RAW RECORDS —
◆ ◆ ◆ ◆ ◆ ◆ ◆
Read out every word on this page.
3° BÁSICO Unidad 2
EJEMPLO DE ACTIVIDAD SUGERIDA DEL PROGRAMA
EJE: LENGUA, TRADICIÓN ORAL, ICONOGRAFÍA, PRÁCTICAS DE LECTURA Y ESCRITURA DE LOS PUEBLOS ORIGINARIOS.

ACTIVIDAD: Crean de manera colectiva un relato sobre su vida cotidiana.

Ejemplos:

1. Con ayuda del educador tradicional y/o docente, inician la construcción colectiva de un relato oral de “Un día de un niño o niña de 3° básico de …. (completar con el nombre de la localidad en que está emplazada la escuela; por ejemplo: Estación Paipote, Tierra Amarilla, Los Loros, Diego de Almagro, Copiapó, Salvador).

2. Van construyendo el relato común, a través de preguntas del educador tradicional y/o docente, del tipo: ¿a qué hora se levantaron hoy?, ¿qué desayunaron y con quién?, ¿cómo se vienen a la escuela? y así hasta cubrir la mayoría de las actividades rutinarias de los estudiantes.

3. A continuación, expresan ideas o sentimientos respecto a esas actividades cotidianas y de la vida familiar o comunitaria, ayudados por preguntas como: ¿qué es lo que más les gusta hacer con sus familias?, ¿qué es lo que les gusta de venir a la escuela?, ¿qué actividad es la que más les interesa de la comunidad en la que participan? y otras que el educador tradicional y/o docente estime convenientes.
◆ ◆ ◆ ◆ ◆ ◆ ◆
WHAT TO PRODUCE —
Write the listing out again, exactly as shown above.

EXERCISE SOLUTION —
Read out every word on this page.
3° BÁSICO Unidad 2
EJEMPLO DE ACTIVIDAD SUGERIDA DEL PROGRAMA
EJE: LENGUA, TRADICIÓN ORAL, ICONOGRAFÍA, PRÁCTICAS DE LECTURA Y ESCRITURA DE LOS PUEBLOS ORIGINARIOS.

ACTIVIDAD: Crean de manera colectiva un relato sobre su vida cotidiana.

Ejemplos:

1. Con ayuda del educador tradicional y/o docente, inician la construcción colectiva de un relato oral de “Un día de un niño o niña de 3° básico de …. (completar con el nombre de la localidad en que está emplazada la escuela; por ejemplo: Estación Paipote, Tierra Amarilla, Los Loros, Diego de Almagro, Copiapó, Salvador).

2. Van construyendo el relato común, a través de preguntas del educador tradicional y/o docente, del tipo: ¿a qué hora se levantaron hoy?, ¿qué desayunaron y con quién?, ¿cómo se vienen a la escuela? y así hasta cubrir la mayoría de las actividades rutinarias de los estudiantes.

3. A continuación, expresan ideas o sentimientos respecto a esas actividades cotidianas y de la vida familiar o comunitaria, ayudados por preguntas como: ¿qué es lo que más les gusta hacer con sus familias?, ¿qué es lo que les gusta de venir a la escuela?, ¿qué actividad es la que más les interesa de la comunidad en la que participan? y otras que el educador tradicional y/o docente estime convenientes.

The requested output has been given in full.